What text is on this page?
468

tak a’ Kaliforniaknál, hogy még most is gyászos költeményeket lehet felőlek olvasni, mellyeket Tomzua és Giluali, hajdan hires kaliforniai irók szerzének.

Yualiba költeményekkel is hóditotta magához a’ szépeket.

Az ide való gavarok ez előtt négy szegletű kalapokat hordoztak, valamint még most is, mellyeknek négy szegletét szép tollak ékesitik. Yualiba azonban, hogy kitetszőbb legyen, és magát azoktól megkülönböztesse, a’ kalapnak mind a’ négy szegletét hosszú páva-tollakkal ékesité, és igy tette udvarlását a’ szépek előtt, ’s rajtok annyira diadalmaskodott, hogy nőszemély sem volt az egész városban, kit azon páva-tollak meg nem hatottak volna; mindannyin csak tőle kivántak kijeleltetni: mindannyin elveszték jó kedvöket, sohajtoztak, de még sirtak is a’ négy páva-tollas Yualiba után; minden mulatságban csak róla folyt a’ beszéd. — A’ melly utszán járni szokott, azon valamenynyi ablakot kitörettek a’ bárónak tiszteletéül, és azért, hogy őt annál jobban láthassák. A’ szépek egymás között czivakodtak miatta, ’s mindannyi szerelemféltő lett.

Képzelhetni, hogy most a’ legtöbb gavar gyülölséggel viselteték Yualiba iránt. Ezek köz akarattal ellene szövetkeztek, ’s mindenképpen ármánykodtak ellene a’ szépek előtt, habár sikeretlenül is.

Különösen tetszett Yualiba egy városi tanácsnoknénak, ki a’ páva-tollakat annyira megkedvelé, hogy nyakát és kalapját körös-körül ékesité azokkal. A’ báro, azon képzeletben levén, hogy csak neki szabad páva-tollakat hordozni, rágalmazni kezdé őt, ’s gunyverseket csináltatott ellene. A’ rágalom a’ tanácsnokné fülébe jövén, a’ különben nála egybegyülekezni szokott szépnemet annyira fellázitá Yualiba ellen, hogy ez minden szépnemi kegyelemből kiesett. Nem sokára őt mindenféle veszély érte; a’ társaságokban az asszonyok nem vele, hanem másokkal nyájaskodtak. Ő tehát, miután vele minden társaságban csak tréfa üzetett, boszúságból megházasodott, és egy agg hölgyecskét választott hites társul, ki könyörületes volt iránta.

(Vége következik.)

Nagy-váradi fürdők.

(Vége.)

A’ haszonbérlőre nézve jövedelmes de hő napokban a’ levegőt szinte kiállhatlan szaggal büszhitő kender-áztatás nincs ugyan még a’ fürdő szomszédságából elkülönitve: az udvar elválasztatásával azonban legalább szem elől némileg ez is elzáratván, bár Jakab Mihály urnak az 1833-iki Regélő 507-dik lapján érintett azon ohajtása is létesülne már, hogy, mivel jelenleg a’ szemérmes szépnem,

◆ **What the task asks**: Copy all of the data exactly.

◆ **Task response**:
What text is on this page?
468

tak a’ Kaliforniaknál, hogy még most is gyászos költeményeket lehet felőlek olvasni, mellyeket Tomzua és Giluali, hajdan hires kaliforniai irók szerzének.

Yualiba költeményekkel is hóditotta magához a’ szépeket.

Az ide való gavarok ez előtt négy szegletű kalapokat hordoztak, valamint még most is, mellyeknek négy szegletét szép tollak ékesitik. Yualiba azonban, hogy kitetszőbb legyen, és magát azoktól megkülönböztesse, a’ kalapnak mind a’ négy szegletét hosszú páva-tollakkal ékesité, és igy tette udvarlását a’ szépek előtt, ’s rajtok annyira diadalmaskodott, hogy nőszemély sem volt az egész városban, kit azon páva-tollak meg nem hatottak volna; mindannyin csak tőle kivántak kijeleltetni: mindannyin elveszték jó kedvöket, sohajtoztak, de még sirtak is a’ négy páva-tollas Yualiba után; minden mulatságban csak róla folyt a’ beszéd. — A’ melly utszán járni szokott, azon valamenynyi ablakot kitörettek a’ bárónak tiszteletéül, és azért, hogy őt annál jobban láthassák. A’ szépek egymás között czivakodtak miatta, ’s mindannyi szerelemféltő lett.

Képzelhetni, hogy most a’ legtöbb gavar gyülölséggel viselteték Yualiba iránt. Ezek köz akarattal ellene szövetkeztek, ’s mindenképpen ármánykodtak ellene a’ szépek előtt, habár sikeretlenül is.

Különösen tetszett Yualiba egy városi tanácsnoknénak, ki a’ páva-tollakat annyira megkedvelé, hogy nyakát és kalapját körös-körül ékesité azokkal. A’ báro, azon képzeletben levén, hogy csak neki szabad páva-tollakat hordozni, rágalmazni kezdé őt, ’s gunyverseket csináltatott ellene. A’ rágalom a’ tanácsnokné fülébe jövén, a’ különben nála egybegyülekezni szokott szépnemet annyira fellázitá Yualiba ellen, hogy ez minden szépnemi kegyelemből kiesett. Nem sokára őt mindenféle veszély érte; a’ társaságokban az asszonyok nem vele, hanem másokkal nyájaskodtak. Ő tehát, miután vele minden társaságban csak tréfa üzetett, boszúságból megházasodott, és egy agg hölgyecskét választott hites társul, ki könyörületes volt iránta.

(Vége következik.)

Nagy-váradi fürdők.

(Vége.)

A’ haszonbérlőre nézve jövedelmes de hő napokban a’ levegőt szinte kiállhatlan szaggal büszhitő kender-áztatás nincs ugyan még a’ fürdő szomszédságából elkülönitve: az udvar elválasztatásával azonban legalább szem elől némileg ez is elzáratván, bár Jakab Mihály urnak az 1833-iki Regélő 507-dik lapján érintett azon ohajtása is létesülne már, hogy, mivel jelenleg a’ szemérmes szépnem,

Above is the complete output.